What to produce —
Reproduce the data in its entirety, exactly as supplied.

Extracted information —
>>>

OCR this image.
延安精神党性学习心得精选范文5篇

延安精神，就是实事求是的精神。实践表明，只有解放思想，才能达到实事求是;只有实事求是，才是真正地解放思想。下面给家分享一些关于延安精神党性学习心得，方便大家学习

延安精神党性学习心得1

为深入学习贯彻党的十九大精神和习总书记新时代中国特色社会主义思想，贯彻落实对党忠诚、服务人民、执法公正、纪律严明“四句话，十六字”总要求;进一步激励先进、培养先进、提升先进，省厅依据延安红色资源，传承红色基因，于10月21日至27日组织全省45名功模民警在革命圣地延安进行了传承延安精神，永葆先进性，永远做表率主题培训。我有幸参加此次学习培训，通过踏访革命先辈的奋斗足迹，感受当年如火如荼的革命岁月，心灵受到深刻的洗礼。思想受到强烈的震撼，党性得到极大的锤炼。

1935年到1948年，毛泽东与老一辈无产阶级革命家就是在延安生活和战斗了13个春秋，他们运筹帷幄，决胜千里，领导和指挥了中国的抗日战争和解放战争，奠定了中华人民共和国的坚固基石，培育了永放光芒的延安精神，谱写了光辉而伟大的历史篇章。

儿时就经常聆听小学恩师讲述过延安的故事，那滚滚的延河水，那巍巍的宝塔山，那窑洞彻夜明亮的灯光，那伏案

<<<

Reply —
OCR this image.
延安精神党性学习心得精选范文5篇

延安精神，就是实事求是的精神。实践表明，只有解放思想，才能达到实事求是;只有实事求是，才是真正地解放思想。下面给家分享一些关于延安精神党性学习心得，方便大家学习

延安精神党性学习心得1

为深入学习贯彻党的十九大精神和习总书记新时代中国特色社会主义思想，贯彻落实对党忠诚、服务人民、执法公正、纪律严明“四句话，十六字”总要求;进一步激励先进、培养先进、提升先进，省厅依据延安红色资源，传承红色基因，于10月21日至27日组织全省45名功模民警在革命圣地延安进行了传承延安精神，永葆先进性，永远做表率主题培训。我有幸参加此次学习培训，通过踏访革命先辈的奋斗足迹，感受当年如火如荼的革命岁月，心灵受到深刻的洗礼。思想受到强烈的震撼，党性得到极大的锤炼。

1935年到1948年，毛泽东与老一辈无产阶级革命家就是在延安生活和战斗了13个春秋，他们运筹帷幄，决胜千里，领导和指挥了中国的抗日战争和解放战争，奠定了中华人民共和国的坚固基石，培育了永放光芒的延安精神，谱写了光辉而伟大的历史篇章。

儿时就经常聆听小学恩师讲述过延安的故事，那滚滚的延河水，那巍巍的宝塔山，那窑洞彻夜明亮的灯光，那伏案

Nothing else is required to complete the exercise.